> [Goal]
List all lines of the data that include the string "января".

> [Extracted entries]
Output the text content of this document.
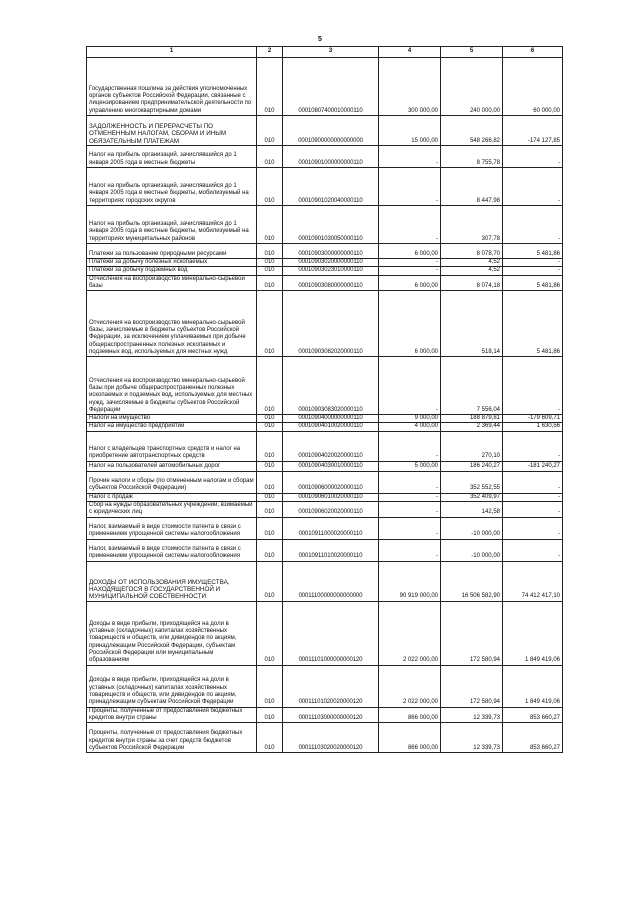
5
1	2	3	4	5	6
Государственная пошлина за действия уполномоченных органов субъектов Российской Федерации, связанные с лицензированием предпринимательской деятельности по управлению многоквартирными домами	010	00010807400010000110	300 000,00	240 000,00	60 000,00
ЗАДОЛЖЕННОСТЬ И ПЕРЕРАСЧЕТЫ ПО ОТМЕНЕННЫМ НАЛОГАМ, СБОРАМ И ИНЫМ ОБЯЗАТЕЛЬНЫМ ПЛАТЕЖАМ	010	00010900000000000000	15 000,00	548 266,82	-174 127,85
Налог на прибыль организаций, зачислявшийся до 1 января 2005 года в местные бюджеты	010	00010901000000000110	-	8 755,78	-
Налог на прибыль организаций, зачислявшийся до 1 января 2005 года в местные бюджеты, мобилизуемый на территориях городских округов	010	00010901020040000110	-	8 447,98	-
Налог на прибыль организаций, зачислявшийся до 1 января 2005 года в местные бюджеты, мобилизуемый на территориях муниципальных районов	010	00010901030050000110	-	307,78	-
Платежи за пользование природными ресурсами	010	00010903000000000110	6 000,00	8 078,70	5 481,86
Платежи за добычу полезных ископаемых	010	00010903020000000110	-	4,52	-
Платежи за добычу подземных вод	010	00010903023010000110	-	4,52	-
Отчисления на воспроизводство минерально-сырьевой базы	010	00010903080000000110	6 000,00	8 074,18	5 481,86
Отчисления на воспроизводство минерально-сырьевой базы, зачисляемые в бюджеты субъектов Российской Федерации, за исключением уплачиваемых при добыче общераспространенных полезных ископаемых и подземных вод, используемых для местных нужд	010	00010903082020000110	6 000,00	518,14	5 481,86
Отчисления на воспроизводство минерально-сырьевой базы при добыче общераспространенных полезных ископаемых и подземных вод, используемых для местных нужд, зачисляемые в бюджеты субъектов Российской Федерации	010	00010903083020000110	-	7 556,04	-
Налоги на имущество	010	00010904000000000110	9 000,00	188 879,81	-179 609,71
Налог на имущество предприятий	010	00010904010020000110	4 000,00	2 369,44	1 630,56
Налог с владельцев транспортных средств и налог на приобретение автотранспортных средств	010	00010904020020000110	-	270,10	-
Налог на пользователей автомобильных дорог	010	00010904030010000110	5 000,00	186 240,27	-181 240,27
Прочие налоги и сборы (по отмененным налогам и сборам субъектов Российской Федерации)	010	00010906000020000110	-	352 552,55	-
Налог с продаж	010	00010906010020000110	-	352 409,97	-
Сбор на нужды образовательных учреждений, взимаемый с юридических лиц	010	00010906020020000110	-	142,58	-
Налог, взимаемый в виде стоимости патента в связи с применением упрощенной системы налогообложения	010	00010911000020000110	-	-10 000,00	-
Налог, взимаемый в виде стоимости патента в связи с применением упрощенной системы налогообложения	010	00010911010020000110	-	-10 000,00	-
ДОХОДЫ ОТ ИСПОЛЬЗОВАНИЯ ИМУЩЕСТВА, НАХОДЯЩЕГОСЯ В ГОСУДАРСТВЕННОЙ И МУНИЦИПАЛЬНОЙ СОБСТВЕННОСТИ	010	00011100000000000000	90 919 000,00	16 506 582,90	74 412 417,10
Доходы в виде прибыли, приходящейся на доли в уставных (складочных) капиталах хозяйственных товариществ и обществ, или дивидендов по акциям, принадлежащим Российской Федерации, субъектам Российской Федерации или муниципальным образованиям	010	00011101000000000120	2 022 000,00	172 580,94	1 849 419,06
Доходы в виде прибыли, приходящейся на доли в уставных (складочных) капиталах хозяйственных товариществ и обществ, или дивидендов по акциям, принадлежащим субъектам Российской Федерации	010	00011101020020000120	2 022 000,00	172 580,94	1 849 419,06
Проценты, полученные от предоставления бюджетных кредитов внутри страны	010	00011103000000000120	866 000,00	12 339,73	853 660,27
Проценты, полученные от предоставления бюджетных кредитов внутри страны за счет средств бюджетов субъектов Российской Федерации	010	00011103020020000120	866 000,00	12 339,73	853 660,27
--
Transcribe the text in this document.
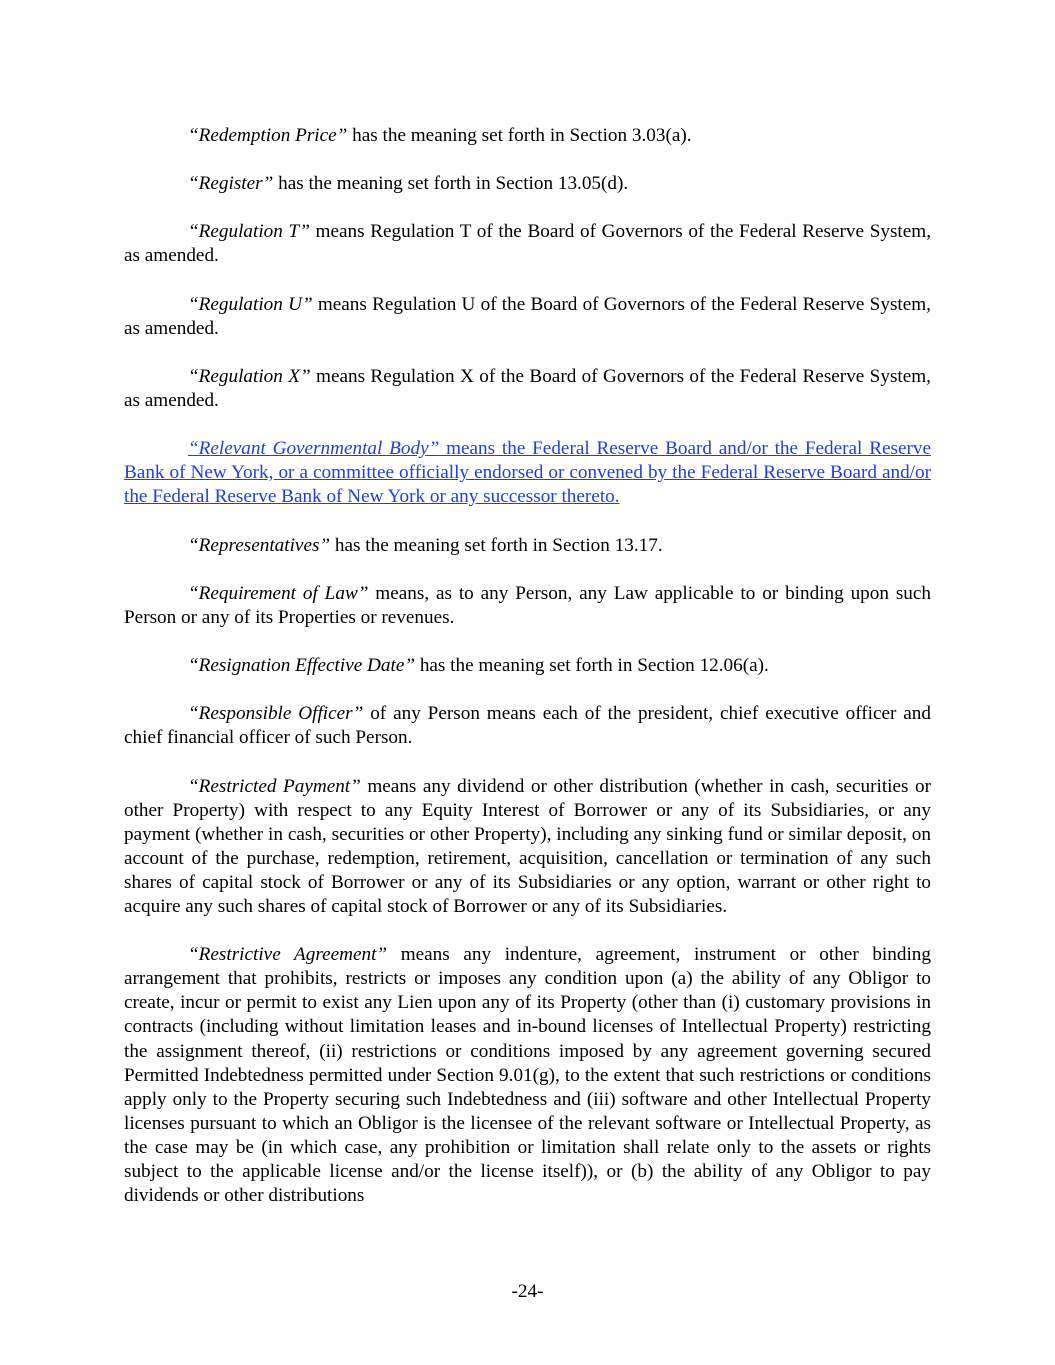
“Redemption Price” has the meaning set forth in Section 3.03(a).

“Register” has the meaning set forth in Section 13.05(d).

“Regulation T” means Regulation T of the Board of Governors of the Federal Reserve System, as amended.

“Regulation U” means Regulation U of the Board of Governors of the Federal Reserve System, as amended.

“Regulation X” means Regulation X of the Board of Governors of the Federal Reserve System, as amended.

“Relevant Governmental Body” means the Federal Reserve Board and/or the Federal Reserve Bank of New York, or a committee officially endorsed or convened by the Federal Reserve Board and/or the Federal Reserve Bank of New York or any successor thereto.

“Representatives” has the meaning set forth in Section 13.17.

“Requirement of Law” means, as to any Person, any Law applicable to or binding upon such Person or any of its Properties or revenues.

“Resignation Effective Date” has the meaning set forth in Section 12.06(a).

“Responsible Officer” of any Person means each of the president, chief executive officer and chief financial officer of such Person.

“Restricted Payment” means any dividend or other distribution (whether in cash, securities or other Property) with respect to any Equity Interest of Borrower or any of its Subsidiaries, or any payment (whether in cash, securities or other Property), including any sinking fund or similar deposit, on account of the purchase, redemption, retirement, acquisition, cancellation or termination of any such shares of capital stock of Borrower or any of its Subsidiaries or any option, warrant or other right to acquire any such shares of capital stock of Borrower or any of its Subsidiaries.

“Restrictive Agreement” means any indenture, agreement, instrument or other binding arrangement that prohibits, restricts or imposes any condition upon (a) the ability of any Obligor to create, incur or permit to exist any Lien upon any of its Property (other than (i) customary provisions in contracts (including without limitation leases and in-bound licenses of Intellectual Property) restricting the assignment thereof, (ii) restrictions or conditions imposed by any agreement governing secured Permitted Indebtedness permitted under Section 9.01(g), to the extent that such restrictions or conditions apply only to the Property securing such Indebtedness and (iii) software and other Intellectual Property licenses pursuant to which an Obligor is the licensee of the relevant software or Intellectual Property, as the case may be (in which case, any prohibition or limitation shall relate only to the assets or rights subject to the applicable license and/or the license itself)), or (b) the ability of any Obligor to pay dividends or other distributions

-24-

> [Response below]
Налог на прибыль организаций, зачислявшийся до 1 января 2005 года в местные бюджеты	010	00010901000000000110	-	8 755,78	-
Налог на прибыль организаций, зачислявшийся до 1 января 2005 года в местные бюджеты, мобилизуемый на территориях городских округов	010	00010901020040000110	-	8 447,98	-
Налог на прибыль организаций, зачислявшийся до 1 января 2005 года в местные бюджеты, мобилизуемый на территориях муниципальных районов	010	00010901030050000110	-	307,78	-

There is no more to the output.